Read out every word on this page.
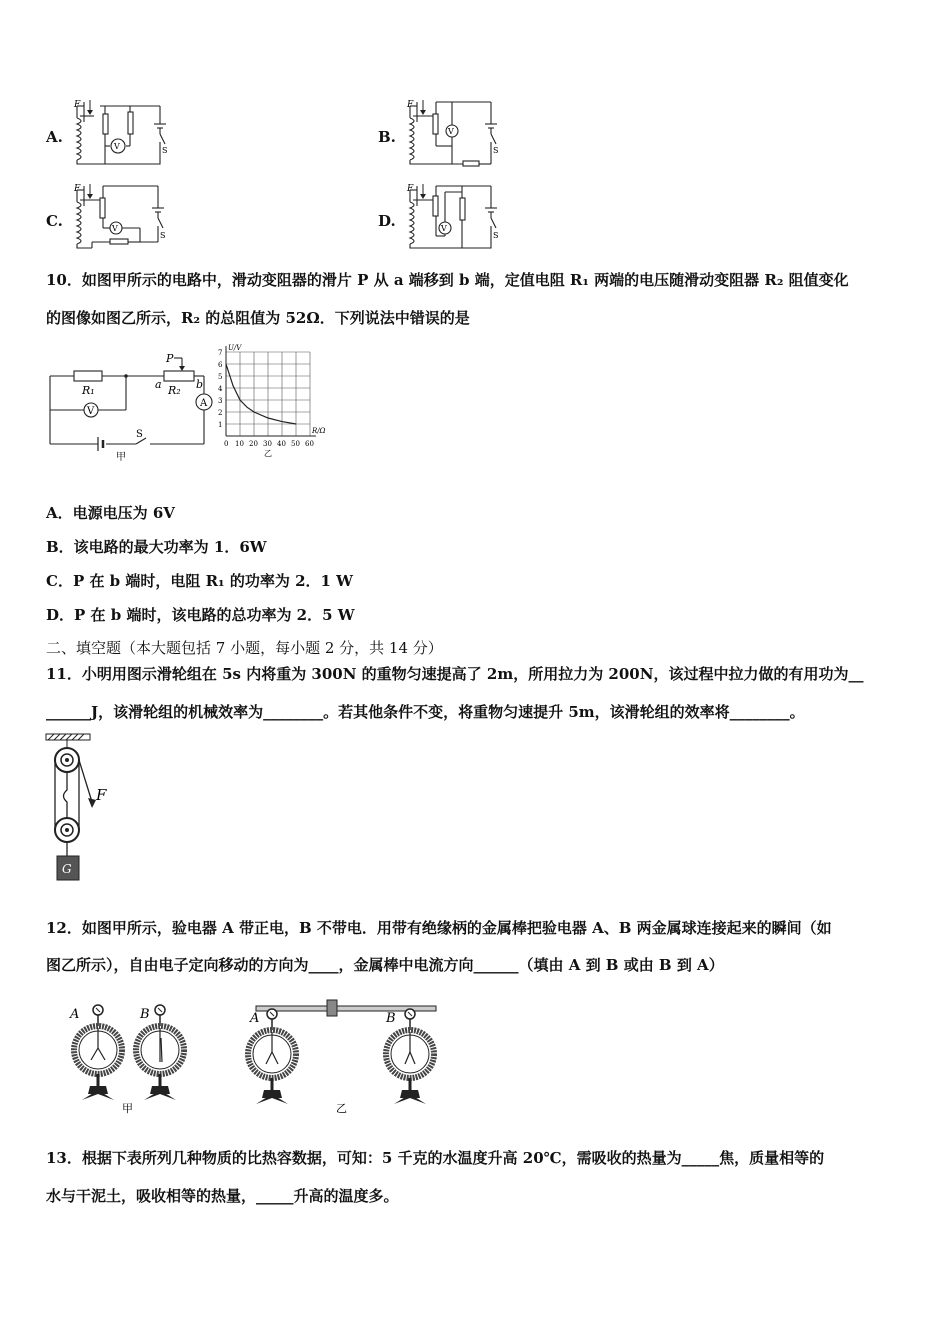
A.	B.
C.	D.
F
V	S
F
V
S
F
V
S
F
V
S
10．如图甲所示的电路中，滑动变阻器的滑片 P 从 a 端移到 b 端，定值电阻 R₁ 两端的电压随滑动变阻器 R₂ 阻值变化
的图像如图乙所示，R₂ 的总阻值为 52Ω．下列说法中错误的是
R₁	R₂
P
a	b
V
A
S
甲
0 10 20 30 40 50 60
1
2
3
4
5
6
7
U/V
R/Ω
乙
A．电源电压为 6V
B．该电路的最大功率为 1．6W
C．P 在 b 端时，电阻 R₁ 的功率为 2．1 W
D．P 在 b 端时，该电路的总功率为 2．5 W
二、填空题（本大题包括 7 小题，每小题 2 分，共 14 分）
11．小明用图示滑轮组在 5s 内将重为 300N 的重物匀速提高了 2m，所用拉力为 200N，该过程中拉力做的有用功为__
______J，该滑轮组的机械效率为________。若其他条件不变，将重物匀速提升 5m，该滑轮组的效率将________。
F
G
12．如图甲所示，验电器 A 带正电，B 不带电．用带有绝缘柄的金属棒把验电器 A、B 两金属球连接起来的瞬间（如
图乙所示），自由电子定向移动的方向为____，金属棒中电流方向______（填由 A 到 B 或由 B 到 A）
A	B
甲
A	B
乙
13．根据下表所列几种物质的比热容数据，可知：5 千克的水温度升高 20℃，需吸收的热量为_____焦，质量相等的
水与干泥土，吸收相等的热量，_____升高的温度多。
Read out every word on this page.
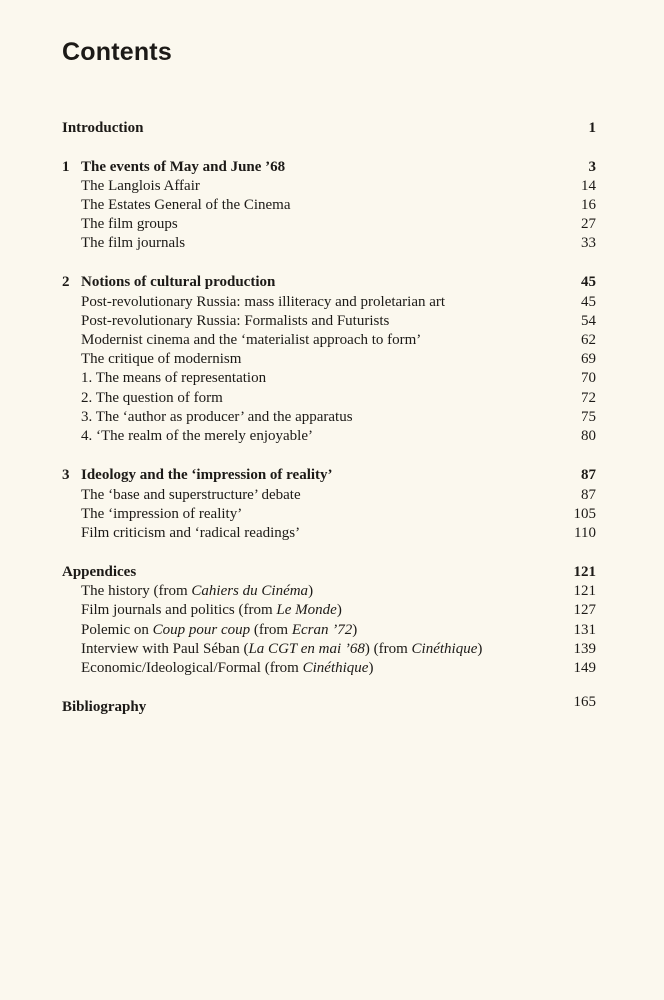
Contents
Introduction	1
1 The events of May and June ’68	3
The Langlois Affair	14
The Estates General of the Cinema	16
The film groups	27
The film journals	33
2 Notions of cultural production	45
Post-revolutionary Russia: mass illiteracy and proletarian art	45
Post-revolutionary Russia: Formalists and Futurists	54
Modernist cinema and the ‘materialist approach to form’	62
The critique of modernism	69
1. The means of representation	70
2. The question of form	72
3. The ‘author as producer’ and the apparatus	75
4. ‘The realm of the merely enjoyable’	80
3 Ideology and the ‘impression of reality’	87
The ‘base and superstructure’ debate	87
The ‘impression of reality’	105
Film criticism and ‘radical readings’	110
Appendices	121
The history (from Cahiers du Cinéma)	121
Film journals and politics (from Le Monde)	127
Polemic on Coup pour coup (from Ecran ’72)	131
Interview with Paul Séban (La CGT en mai ’68) (from Cinéthique)	139
Economic/Ideological/Formal (from Cinéthique)	149
Bibliography	165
*-*-*
** EXERCISE DETAILS **
Each line in the records above should be reproduced exactly; images are not copied.

** OUTPUT OF THE EXERCISE **
Read out every word on this page.
A.	B.
C.	D.
F
V	S
F
V
S
F
V
S
F
V
S
10．如图甲所示的电路中，滑动变阻器的滑片 P 从 a 端移到 b 端，定值电阻 R₁ 两端的电压随滑动变阻器 R₂ 阻值变化
的图像如图乙所示，R₂ 的总阻值为 52Ω．下列说法中错误的是
R₁	R₂
P
a	b
V
A
S
甲
0 10 20 30 40 50 60
1
2
3
4
5
6
7
U/V
R/Ω
乙
A．电源电压为 6V
B．该电路的最大功率为 1．6W
C．P 在 b 端时，电阻 R₁ 的功率为 2．1 W
D．P 在 b 端时，该电路的总功率为 2．5 W
二、填空题（本大题包括 7 小题，每小题 2 分，共 14 分）
11．小明用图示滑轮组在 5s 内将重为 300N 的重物匀速提高了 2m，所用拉力为 200N，该过程中拉力做的有用功为__
______J，该滑轮组的机械效率为________。若其他条件不变，将重物匀速提升 5m，该滑轮组的效率将________。
F
G
12．如图甲所示，验电器 A 带正电，B 不带电．用带有绝缘柄的金属棒把验电器 A、B 两金属球连接起来的瞬间（如
图乙所示），自由电子定向移动的方向为____，金属棒中电流方向______（填由 A 到 B 或由 B 到 A）
A	B
甲
A	B
乙
13．根据下表所列几种物质的比热容数据，可知：5 千克的水温度升高 20℃，需吸收的热量为_____焦，质量相等的
水与干泥土，吸收相等的热量，_____升高的温度多。
Read out every word on this page.
Contents
Introduction	1
1 The events of May and June ’68	3
The Langlois Affair	14
The Estates General of the Cinema	16
The film groups	27
The film journals	33
2 Notions of cultural production	45
Post-revolutionary Russia: mass illiteracy and proletarian art	45
Post-revolutionary Russia: Formalists and Futurists	54
Modernist cinema and the ‘materialist approach to form’	62
The critique of modernism	69
1. The means of representation	70
2. The question of form	72
3. The ‘author as producer’ and the apparatus	75
4. ‘The realm of the merely enjoyable’	80
3 Ideology and the ‘impression of reality’	87
The ‘base and superstructure’ debate	87
The ‘impression of reality’	105
Film criticism and ‘radical readings’	110
Appendices	121
The history (from Cahiers du Cinéma)	121
Film journals and politics (from Le Monde)	127
Polemic on Coup pour coup (from Ecran ’72)	131
Interview with Paul Séban (La CGT en mai ’68) (from Cinéthique)	139
Economic/Ideological/Formal (from Cinéthique)	149
Bibliography	165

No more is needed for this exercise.